◆ Instructions to follow:
Reproduce the complete listing without any deviation.

Entries from a dataset
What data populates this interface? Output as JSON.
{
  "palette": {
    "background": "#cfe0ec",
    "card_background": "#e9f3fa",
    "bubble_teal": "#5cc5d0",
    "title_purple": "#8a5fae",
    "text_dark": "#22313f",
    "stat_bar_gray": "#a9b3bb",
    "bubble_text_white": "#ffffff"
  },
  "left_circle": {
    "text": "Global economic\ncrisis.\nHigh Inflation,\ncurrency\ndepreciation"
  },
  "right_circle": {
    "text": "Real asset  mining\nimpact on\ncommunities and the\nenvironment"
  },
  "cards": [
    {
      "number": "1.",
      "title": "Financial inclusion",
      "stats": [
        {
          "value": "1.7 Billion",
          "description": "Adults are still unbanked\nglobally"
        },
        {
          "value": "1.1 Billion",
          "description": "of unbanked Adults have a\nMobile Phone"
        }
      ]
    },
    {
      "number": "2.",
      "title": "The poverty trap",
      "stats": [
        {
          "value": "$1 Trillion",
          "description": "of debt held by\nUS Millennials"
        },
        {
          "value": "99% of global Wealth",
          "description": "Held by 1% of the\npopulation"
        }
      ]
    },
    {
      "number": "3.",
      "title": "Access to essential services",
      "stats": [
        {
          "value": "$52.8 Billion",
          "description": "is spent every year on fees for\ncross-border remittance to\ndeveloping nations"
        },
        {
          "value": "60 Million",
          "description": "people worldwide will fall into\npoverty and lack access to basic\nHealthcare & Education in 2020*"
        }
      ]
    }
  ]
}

◆ The response:
What data populates this interface? Output as JSON.
{
  "palette": {
    "background": "#cfe0ec",
    "card_background": "#e9f3fa",
    "bubble_teal": "#5cc5d0",
    "title_purple": "#8a5fae",
    "text_dark": "#22313f",
    "stat_bar_gray": "#a9b3bb",
    "bubble_text_white": "#ffffff"
  },
  "left_circle": {
    "text": "Global economic\ncrisis.\nHigh Inflation,\ncurrency\ndepreciation"
  },
  "right_circle": {
    "text": "Real asset  mining\nimpact on\ncommunities and the\nenvironment"
  },
  "cards": [
    {
      "number": "1.",
      "title": "Financial inclusion",
      "stats": [
        {
          "value": "1.7 Billion",
          "description": "Adults are still unbanked\nglobally"
        },
        {
          "value": "1.1 Billion",
          "description": "of unbanked Adults have a\nMobile Phone"
        }
      ]
    },
    {
      "number": "2.",
      "title": "The poverty trap",
      "stats": [
        {
          "value": "$1 Trillion",
          "description": "of debt held by\nUS Millennials"
        },
        {
          "value": "99% of global Wealth",
          "description": "Held by 1% of the\npopulation"
        }
      ]
    },
    {
      "number": "3.",
      "title": "Access to essential services",
      "stats": [
        {
          "value": "$52.8 Billion",
          "description": "is spent every year on fees for\ncross-border remittance to\ndeveloping nations"
        },
        {
          "value": "60 Million",
          "description": "people worldwide will fall into\npoverty and lack access to basic\nHealthcare & Education in 2020*"
        }
      ]
    }
  ]
}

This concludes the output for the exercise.